= Set problem =
Isolate every line in the data with the string "this" and copy it.

= Source material =

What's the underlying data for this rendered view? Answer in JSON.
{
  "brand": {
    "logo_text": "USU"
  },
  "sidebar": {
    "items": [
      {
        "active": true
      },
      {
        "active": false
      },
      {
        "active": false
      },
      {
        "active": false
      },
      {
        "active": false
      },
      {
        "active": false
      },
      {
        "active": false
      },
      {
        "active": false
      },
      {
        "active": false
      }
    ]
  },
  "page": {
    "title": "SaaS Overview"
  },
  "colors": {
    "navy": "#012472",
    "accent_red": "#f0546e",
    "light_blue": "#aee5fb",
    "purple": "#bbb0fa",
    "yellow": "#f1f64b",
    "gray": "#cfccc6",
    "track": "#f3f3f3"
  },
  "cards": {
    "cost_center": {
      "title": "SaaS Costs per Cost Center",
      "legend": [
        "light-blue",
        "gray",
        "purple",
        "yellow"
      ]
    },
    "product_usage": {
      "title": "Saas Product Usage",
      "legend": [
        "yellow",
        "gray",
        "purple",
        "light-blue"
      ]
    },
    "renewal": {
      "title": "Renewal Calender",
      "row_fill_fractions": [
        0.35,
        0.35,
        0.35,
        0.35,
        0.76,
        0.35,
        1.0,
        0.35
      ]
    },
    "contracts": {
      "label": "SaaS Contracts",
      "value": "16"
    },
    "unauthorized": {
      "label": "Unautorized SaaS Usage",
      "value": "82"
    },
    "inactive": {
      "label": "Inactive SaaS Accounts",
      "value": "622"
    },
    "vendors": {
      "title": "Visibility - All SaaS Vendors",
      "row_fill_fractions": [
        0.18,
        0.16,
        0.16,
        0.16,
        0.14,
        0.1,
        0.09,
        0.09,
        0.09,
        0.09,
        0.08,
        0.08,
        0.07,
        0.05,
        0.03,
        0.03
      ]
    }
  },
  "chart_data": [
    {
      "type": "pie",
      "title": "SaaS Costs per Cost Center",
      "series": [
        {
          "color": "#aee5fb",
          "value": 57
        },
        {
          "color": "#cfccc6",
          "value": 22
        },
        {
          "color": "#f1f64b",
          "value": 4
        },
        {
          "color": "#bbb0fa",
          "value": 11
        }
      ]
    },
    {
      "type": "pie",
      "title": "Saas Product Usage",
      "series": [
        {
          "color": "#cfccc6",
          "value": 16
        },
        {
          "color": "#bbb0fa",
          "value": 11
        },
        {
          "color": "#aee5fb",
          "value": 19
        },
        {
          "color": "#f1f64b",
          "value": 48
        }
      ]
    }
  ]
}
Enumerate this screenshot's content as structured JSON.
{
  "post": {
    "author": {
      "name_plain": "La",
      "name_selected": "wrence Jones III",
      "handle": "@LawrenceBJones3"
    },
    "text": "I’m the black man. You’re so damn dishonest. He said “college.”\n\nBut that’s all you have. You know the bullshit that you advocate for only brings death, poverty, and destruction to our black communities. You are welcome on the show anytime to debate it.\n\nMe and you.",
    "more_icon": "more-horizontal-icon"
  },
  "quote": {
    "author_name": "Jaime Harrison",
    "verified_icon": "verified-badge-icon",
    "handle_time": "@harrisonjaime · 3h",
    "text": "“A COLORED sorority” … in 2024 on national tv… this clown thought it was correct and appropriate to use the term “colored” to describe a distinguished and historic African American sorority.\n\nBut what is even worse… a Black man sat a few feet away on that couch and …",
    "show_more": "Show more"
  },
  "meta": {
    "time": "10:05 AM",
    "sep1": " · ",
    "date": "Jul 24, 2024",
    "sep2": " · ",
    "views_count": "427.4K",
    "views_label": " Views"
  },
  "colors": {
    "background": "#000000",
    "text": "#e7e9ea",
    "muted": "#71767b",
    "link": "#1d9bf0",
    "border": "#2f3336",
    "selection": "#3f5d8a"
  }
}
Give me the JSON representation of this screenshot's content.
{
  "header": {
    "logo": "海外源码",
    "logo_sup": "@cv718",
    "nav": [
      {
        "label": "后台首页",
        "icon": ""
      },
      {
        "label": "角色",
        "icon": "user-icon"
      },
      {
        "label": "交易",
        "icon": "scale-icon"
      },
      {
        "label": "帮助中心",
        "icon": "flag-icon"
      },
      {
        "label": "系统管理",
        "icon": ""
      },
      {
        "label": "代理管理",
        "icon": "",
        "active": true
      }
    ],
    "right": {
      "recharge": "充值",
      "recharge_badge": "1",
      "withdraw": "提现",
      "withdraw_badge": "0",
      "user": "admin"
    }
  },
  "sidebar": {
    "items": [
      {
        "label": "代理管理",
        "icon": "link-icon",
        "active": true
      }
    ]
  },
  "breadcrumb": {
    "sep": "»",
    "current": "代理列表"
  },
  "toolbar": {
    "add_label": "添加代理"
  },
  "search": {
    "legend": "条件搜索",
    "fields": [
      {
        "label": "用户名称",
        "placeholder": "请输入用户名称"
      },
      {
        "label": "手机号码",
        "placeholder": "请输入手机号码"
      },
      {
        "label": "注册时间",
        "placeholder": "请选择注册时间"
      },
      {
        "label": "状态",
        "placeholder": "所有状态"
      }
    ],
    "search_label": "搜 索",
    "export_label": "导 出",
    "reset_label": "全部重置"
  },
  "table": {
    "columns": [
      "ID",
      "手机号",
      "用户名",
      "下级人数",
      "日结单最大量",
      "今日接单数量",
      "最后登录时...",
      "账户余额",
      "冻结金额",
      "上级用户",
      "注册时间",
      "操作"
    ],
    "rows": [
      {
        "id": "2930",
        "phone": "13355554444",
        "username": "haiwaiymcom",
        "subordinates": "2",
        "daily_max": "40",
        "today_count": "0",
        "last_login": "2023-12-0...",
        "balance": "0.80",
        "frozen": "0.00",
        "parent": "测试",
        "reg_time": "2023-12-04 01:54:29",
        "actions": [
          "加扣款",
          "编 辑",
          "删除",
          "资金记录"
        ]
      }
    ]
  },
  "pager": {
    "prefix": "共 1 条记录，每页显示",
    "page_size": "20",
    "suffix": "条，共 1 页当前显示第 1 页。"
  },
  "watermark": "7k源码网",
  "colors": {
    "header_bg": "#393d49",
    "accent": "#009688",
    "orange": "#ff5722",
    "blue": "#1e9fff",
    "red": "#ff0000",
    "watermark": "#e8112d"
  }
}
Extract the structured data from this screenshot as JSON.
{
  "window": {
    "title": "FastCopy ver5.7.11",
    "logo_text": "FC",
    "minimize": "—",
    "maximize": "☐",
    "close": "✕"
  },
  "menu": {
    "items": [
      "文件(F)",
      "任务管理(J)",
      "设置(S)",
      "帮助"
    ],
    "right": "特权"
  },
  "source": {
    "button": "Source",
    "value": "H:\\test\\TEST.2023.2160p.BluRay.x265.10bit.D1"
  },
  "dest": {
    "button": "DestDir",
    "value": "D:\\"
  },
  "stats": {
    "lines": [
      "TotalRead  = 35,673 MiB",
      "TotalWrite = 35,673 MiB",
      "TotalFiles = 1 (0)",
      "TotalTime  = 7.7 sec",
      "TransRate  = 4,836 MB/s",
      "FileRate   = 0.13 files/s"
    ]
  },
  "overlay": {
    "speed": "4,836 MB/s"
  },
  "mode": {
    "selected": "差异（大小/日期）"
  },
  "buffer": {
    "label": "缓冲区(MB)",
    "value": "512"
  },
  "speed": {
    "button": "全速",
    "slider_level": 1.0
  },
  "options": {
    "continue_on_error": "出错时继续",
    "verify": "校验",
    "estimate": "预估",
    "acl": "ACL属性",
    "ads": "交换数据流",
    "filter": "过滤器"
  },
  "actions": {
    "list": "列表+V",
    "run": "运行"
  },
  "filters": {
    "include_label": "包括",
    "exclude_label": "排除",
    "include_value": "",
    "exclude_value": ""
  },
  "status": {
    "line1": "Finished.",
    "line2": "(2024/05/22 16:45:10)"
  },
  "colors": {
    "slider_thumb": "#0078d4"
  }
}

= Exercise answer =
What's the underlying data for this rendered view? Answer in JSON.
Enumerate this screenshot's content as structured JSON.
    "text": "“A COLORED sorority” … in 2024 on national tv… this clown thought it was correct and appropriate to use the term “colored” to describe a distinguished and historic African American sorority.\n\nBut what is even worse… a Black man sat a few feet away on that couch and …",
Give me the JSON representation of this screenshot's content.
Extract the structured data from this screenshot as JSON.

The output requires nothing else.